* TO DO *
Only the number is wanted: how many lines contain "Ramos"?

— begin DATA LINES —

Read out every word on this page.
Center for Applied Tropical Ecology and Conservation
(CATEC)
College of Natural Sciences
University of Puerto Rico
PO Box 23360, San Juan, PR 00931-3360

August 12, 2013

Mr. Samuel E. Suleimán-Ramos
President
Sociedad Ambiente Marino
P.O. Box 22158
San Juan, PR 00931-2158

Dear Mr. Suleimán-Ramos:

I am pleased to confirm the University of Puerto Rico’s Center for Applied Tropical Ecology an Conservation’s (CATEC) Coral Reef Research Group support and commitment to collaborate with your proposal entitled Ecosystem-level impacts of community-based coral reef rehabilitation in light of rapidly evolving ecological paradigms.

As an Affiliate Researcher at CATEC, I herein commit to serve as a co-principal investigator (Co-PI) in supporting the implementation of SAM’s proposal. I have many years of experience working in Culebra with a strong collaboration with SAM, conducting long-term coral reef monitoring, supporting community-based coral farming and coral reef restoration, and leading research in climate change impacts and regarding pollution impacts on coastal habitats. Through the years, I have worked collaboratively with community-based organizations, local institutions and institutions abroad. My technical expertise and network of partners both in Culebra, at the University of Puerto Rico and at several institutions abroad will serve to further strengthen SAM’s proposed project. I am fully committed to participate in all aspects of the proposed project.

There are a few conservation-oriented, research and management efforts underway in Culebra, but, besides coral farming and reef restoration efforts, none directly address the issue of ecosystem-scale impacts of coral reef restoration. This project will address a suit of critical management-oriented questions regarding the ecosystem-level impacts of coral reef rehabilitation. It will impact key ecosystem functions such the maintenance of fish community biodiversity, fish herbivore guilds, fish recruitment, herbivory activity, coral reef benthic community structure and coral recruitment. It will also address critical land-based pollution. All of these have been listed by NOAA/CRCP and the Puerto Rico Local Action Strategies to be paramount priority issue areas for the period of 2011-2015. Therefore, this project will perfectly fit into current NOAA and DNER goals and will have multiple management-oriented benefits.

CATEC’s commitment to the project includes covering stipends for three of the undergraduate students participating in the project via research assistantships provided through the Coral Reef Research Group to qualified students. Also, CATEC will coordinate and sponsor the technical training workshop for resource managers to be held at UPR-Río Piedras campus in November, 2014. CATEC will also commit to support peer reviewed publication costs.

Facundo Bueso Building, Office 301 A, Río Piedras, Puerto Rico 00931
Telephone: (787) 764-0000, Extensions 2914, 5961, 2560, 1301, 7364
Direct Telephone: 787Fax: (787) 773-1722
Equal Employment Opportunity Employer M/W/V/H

— end DATA LINES —

* ANSWER IN FULL *
2